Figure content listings
※ ※ ※
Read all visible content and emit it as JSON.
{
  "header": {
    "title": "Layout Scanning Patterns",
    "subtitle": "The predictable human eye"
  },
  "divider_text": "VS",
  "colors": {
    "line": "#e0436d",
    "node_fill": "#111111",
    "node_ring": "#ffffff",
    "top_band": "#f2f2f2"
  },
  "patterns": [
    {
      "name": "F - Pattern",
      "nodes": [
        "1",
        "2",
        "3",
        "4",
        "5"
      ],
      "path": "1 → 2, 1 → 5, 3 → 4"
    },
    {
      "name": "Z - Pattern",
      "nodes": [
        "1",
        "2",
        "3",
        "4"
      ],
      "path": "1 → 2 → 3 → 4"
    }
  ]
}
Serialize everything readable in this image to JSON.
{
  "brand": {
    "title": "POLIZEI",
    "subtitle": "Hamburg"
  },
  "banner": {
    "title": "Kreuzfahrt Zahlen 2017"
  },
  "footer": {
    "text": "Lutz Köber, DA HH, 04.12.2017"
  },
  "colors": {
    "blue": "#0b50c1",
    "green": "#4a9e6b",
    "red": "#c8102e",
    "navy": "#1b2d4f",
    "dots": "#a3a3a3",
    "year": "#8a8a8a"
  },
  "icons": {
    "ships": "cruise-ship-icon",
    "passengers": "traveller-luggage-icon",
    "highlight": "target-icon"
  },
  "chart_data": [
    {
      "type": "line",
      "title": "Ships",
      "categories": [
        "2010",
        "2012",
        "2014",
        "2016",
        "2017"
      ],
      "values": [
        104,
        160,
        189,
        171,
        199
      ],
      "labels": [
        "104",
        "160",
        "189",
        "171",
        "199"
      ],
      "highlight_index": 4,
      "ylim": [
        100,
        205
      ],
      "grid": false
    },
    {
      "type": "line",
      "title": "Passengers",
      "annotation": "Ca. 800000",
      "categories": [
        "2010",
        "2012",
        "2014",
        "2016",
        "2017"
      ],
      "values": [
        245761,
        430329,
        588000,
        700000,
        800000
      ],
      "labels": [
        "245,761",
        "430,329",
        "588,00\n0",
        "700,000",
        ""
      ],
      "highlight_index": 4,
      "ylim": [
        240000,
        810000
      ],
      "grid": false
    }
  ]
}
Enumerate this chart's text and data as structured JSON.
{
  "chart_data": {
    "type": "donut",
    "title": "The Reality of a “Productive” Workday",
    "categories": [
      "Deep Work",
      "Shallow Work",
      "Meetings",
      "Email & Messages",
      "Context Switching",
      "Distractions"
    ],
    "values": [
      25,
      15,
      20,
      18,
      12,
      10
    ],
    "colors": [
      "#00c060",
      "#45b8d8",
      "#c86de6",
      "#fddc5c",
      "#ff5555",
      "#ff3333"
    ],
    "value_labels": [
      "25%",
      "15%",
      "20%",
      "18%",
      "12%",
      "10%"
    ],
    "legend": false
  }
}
※ ※ ※
→ **THE PROBLEM**: Gather all lines where the word "subtitle" appears.

→ **CORRECT ANSWER**:
    "subtitle": "The predictable human eye"
    "subtitle": "Hamburg"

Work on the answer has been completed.